--- START Recorded information ---

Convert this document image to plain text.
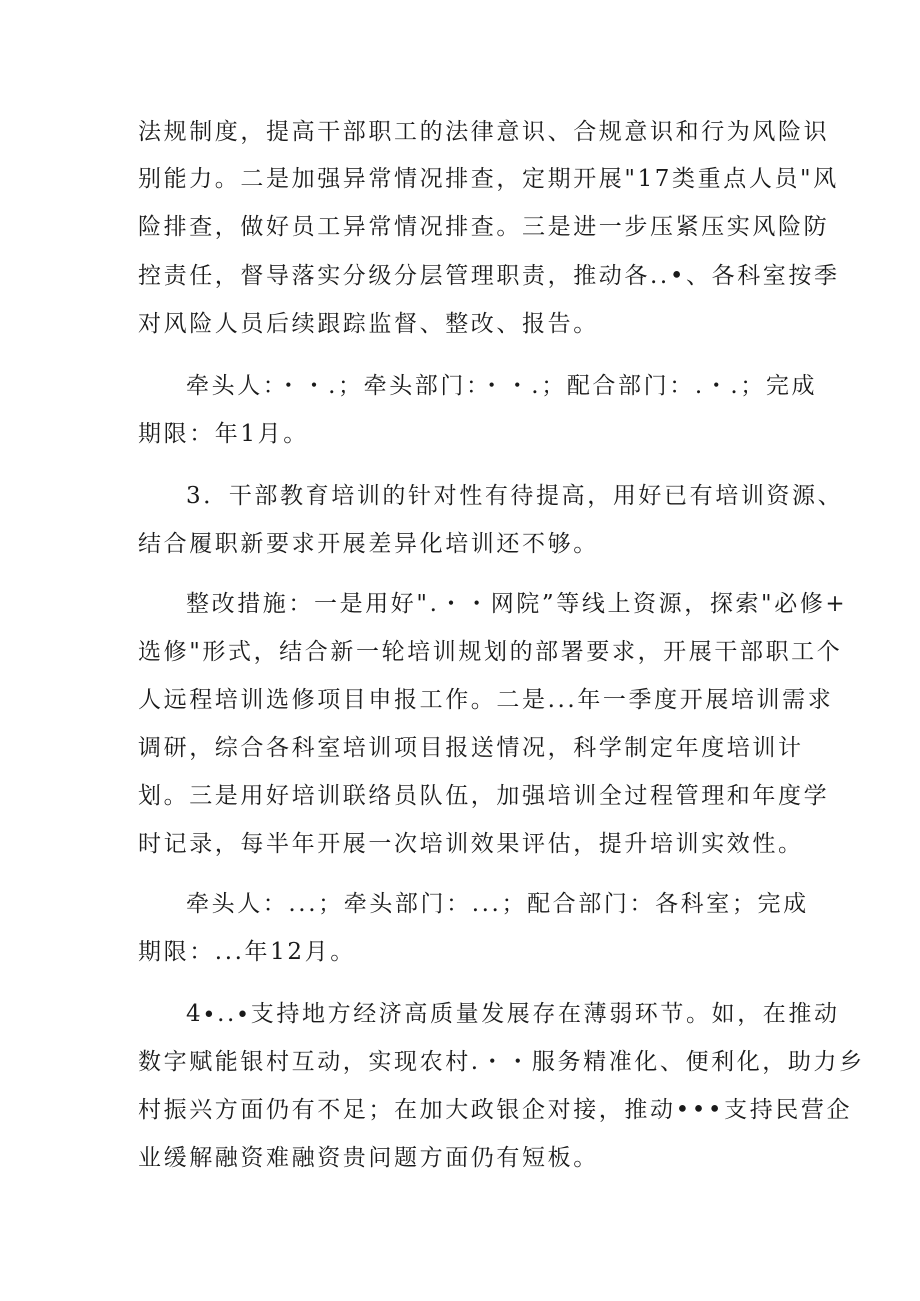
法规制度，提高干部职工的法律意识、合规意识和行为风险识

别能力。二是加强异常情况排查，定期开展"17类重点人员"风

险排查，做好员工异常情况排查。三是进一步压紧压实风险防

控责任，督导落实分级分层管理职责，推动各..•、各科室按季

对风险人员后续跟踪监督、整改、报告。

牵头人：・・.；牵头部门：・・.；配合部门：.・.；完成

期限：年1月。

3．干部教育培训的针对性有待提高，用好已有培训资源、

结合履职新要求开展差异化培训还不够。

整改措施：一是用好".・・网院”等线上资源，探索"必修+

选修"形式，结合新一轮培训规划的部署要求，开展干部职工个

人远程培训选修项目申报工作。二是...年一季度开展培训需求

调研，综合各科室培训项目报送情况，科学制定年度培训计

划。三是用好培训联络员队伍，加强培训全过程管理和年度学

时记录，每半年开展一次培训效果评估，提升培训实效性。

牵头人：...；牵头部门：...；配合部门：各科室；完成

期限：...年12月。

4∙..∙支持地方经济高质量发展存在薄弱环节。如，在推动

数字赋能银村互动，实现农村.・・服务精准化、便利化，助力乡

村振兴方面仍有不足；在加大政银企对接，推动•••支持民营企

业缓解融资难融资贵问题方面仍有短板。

--- END Recorded information ---

§ **To be done**:
Omitting all images, retype each line of the records precisely.

§ **Task answer**:
Convert this document image to plain text.
法规制度，提高干部职工的法律意识、合规意识和行为风险识

别能力。二是加强异常情况排查，定期开展"17类重点人员"风

险排查，做好员工异常情况排查。三是进一步压紧压实风险防

控责任，督导落实分级分层管理职责，推动各..•、各科室按季

对风险人员后续跟踪监督、整改、报告。

牵头人：・・.；牵头部门：・・.；配合部门：.・.；完成

期限：年1月。

3．干部教育培训的针对性有待提高，用好已有培训资源、

结合履职新要求开展差异化培训还不够。

整改措施：一是用好".・・网院”等线上资源，探索"必修+

选修"形式，结合新一轮培训规划的部署要求，开展干部职工个

人远程培训选修项目申报工作。二是...年一季度开展培训需求

调研，综合各科室培训项目报送情况，科学制定年度培训计

划。三是用好培训联络员队伍，加强培训全过程管理和年度学

时记录，每半年开展一次培训效果评估，提升培训实效性。

牵头人：...；牵头部门：...；配合部门：各科室；完成

期限：...年12月。

4∙..∙支持地方经济高质量发展存在薄弱环节。如，在推动

数字赋能银村互动，实现农村.・・服务精准化、便利化，助力乡

村振兴方面仍有不足；在加大政银企对接，推动•••支持民营企

业缓解融资难融资贵问题方面仍有短板。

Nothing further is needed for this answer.